— Exercise input —
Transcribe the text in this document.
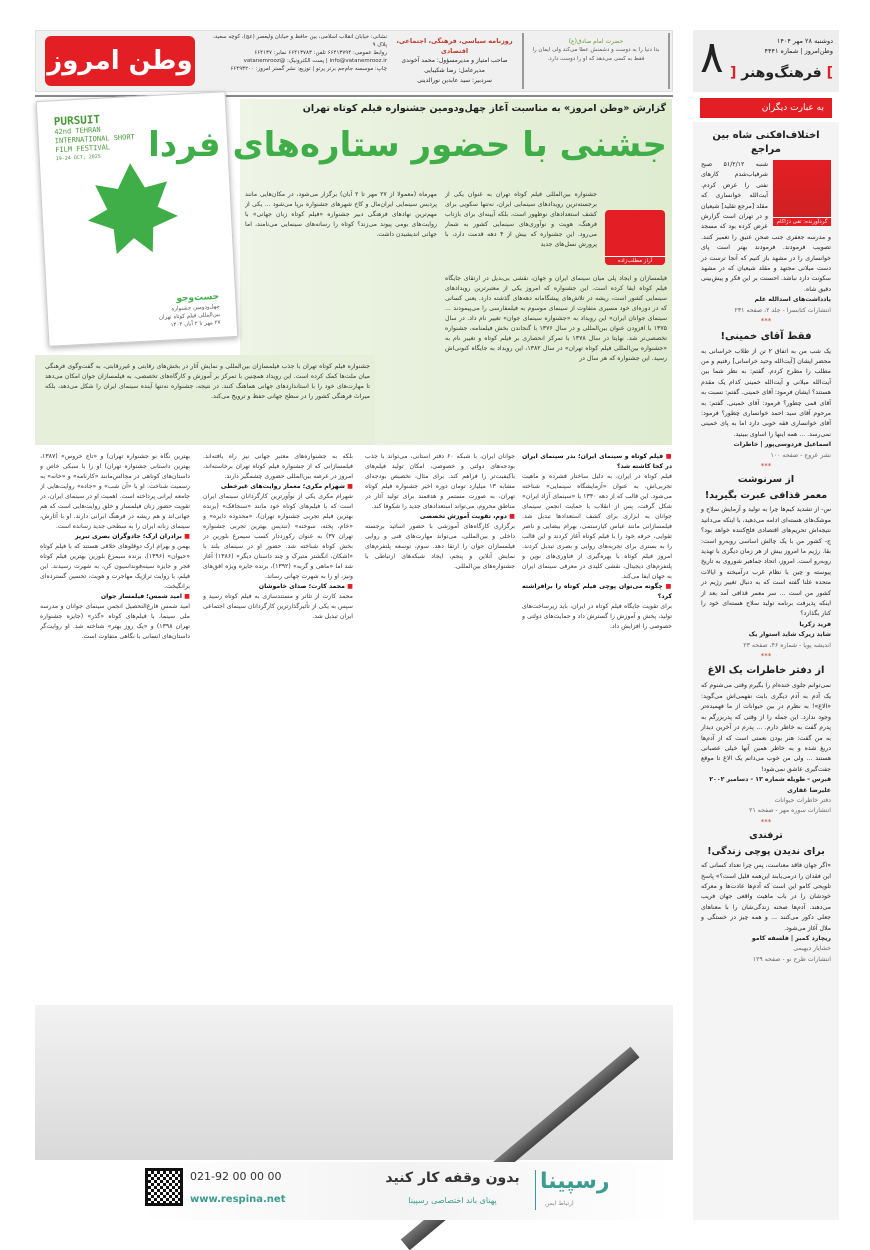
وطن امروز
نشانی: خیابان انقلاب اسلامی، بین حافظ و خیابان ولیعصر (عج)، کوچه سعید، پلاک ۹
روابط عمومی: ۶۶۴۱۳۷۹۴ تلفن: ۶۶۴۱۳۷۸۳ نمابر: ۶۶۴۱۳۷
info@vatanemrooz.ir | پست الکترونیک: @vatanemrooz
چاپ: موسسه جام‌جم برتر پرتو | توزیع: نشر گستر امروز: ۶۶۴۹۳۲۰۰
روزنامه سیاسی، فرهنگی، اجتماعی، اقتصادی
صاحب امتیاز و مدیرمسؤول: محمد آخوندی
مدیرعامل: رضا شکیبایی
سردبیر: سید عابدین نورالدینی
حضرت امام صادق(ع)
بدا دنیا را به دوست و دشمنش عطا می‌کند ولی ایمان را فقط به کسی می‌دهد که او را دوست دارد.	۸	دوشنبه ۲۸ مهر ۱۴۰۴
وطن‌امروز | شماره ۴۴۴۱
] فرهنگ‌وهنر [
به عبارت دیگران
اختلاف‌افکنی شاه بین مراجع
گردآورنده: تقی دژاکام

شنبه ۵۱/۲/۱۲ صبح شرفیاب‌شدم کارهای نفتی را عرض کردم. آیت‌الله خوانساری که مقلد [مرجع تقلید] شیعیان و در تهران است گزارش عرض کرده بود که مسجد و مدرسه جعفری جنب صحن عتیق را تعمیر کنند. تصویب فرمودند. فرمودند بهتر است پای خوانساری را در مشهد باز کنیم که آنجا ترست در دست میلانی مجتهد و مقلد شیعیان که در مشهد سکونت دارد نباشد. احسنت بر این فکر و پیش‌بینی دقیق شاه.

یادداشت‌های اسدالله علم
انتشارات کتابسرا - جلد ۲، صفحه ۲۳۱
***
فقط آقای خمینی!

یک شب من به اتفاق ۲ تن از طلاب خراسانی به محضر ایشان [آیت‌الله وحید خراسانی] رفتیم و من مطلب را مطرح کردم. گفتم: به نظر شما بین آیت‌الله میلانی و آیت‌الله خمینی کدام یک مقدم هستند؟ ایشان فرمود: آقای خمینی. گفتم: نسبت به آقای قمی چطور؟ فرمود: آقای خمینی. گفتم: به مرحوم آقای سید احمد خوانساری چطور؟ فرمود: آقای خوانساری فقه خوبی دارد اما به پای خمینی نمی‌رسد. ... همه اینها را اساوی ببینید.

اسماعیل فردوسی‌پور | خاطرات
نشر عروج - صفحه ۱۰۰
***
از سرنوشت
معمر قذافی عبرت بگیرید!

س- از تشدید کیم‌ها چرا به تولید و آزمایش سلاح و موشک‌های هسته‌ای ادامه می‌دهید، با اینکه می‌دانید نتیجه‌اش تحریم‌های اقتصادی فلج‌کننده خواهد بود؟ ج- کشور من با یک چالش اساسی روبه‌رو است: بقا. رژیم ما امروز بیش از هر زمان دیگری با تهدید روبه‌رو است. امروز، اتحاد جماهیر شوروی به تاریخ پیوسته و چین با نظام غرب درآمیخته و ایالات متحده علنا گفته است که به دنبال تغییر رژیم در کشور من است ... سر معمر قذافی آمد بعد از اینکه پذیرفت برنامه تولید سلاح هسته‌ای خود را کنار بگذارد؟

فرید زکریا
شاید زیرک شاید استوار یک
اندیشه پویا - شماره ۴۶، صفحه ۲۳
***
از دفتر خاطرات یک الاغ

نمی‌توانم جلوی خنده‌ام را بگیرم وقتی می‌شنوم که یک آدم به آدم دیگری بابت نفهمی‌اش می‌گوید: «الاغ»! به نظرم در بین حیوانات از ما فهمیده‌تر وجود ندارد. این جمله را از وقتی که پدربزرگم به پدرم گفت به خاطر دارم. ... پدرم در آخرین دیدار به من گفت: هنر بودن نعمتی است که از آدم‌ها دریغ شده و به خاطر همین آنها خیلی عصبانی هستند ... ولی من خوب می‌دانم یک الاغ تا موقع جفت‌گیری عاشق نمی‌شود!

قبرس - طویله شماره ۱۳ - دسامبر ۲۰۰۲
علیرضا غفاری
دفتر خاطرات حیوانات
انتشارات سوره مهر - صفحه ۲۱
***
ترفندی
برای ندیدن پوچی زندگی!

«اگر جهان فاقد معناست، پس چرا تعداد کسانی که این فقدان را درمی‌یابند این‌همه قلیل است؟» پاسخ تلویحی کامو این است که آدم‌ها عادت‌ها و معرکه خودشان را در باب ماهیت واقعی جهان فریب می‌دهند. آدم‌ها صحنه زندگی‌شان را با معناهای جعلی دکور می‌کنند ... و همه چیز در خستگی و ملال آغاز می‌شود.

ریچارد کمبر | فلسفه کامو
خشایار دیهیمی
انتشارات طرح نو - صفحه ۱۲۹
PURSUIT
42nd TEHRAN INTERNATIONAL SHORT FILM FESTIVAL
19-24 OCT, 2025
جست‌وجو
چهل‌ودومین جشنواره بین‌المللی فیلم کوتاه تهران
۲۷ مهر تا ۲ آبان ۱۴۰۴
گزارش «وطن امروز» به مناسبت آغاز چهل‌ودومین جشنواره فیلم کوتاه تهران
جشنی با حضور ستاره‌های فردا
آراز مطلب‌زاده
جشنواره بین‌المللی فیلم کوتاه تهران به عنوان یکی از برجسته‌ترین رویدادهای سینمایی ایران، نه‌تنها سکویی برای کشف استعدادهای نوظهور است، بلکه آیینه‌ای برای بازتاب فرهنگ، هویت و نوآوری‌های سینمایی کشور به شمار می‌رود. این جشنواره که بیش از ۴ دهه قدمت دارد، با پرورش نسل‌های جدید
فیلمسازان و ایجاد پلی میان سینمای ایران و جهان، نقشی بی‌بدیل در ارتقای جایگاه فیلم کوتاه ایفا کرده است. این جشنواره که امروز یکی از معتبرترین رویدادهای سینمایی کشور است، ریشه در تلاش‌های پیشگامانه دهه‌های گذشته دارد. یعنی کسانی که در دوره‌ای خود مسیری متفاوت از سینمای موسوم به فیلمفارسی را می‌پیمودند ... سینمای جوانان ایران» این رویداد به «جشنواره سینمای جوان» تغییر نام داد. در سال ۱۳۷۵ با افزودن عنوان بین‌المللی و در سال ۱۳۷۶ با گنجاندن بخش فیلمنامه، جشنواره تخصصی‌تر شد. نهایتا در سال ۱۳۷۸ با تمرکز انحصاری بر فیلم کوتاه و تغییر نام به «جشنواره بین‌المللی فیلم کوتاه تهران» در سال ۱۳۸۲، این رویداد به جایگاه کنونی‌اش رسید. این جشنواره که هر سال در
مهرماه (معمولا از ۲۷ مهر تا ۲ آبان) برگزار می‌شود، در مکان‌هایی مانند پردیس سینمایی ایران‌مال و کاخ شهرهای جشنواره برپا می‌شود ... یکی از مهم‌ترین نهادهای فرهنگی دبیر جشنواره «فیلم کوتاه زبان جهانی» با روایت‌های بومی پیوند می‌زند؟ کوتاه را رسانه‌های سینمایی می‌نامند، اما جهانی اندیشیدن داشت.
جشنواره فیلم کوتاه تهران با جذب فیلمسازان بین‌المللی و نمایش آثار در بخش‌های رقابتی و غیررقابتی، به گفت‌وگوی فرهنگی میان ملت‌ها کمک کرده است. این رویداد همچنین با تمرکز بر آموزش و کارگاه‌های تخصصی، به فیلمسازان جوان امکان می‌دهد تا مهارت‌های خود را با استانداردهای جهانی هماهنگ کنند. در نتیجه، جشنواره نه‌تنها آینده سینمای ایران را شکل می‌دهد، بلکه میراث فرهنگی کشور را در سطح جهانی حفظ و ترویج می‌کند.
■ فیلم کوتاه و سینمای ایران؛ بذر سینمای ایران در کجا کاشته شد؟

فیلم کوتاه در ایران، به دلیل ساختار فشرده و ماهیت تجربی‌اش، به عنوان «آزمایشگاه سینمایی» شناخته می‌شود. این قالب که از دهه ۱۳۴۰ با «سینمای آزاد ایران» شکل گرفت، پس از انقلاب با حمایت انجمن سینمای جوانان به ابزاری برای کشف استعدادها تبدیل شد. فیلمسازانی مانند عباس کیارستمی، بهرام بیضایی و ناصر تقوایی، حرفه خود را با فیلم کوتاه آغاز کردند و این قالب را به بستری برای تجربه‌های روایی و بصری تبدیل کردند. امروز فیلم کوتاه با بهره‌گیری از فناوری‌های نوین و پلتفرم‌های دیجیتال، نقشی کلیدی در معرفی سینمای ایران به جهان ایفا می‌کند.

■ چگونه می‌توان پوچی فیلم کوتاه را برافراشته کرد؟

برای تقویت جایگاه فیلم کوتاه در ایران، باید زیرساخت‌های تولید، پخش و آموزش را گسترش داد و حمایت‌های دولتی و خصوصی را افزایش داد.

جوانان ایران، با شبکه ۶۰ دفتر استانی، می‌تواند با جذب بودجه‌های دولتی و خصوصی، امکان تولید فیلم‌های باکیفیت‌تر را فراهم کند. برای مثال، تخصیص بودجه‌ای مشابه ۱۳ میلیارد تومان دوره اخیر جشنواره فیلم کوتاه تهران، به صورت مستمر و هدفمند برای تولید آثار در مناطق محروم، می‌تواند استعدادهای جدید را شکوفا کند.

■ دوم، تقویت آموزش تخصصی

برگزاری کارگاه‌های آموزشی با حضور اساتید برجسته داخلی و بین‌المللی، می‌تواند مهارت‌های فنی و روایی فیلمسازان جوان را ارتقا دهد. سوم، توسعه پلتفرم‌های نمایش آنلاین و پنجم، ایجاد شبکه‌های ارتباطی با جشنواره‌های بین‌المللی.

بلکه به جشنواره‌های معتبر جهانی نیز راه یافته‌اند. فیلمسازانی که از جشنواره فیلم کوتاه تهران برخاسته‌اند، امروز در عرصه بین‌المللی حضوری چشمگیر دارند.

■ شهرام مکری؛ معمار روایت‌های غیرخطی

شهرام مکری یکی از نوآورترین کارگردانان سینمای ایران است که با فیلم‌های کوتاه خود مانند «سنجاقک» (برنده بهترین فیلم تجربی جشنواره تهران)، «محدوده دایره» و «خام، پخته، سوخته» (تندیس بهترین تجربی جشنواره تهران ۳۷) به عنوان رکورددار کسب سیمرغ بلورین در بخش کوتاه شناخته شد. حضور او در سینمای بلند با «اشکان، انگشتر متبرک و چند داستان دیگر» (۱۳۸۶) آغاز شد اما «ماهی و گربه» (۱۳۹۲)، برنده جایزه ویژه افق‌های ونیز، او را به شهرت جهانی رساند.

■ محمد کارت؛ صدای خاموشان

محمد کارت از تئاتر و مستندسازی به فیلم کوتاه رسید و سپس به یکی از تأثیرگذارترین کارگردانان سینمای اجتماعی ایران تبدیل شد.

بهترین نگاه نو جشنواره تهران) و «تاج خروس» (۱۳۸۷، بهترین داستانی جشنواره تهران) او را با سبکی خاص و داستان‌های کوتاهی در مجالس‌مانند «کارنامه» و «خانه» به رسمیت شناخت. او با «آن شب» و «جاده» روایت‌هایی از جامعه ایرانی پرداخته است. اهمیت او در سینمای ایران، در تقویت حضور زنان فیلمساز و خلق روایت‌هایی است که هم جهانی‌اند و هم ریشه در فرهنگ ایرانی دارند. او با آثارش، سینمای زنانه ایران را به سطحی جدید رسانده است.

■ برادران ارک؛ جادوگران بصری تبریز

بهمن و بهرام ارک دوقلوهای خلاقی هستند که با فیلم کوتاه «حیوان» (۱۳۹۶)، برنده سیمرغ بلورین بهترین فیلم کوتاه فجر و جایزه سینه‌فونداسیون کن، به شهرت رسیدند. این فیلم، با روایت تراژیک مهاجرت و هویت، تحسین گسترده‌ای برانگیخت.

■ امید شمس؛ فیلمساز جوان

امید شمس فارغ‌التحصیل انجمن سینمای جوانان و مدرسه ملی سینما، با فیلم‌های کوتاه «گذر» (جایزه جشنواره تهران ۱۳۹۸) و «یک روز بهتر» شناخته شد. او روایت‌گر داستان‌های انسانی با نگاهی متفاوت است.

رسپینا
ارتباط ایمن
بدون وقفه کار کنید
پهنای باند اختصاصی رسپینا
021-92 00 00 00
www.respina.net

— Goal —
Search the data for the string "محمد". List each line that has it.

— Solution for this task —
صاحب امتیاز و مدیرمسؤول: محمد آخوندی
■ محمد کارت؛ صدای خاموشان
محمد کارت از تئاتر و مستندسازی به فیلم کوتاه رسید و سپس به یکی از تأثیرگذارترین کارگردانان سینمای اجتماعی ایران تبدیل شد.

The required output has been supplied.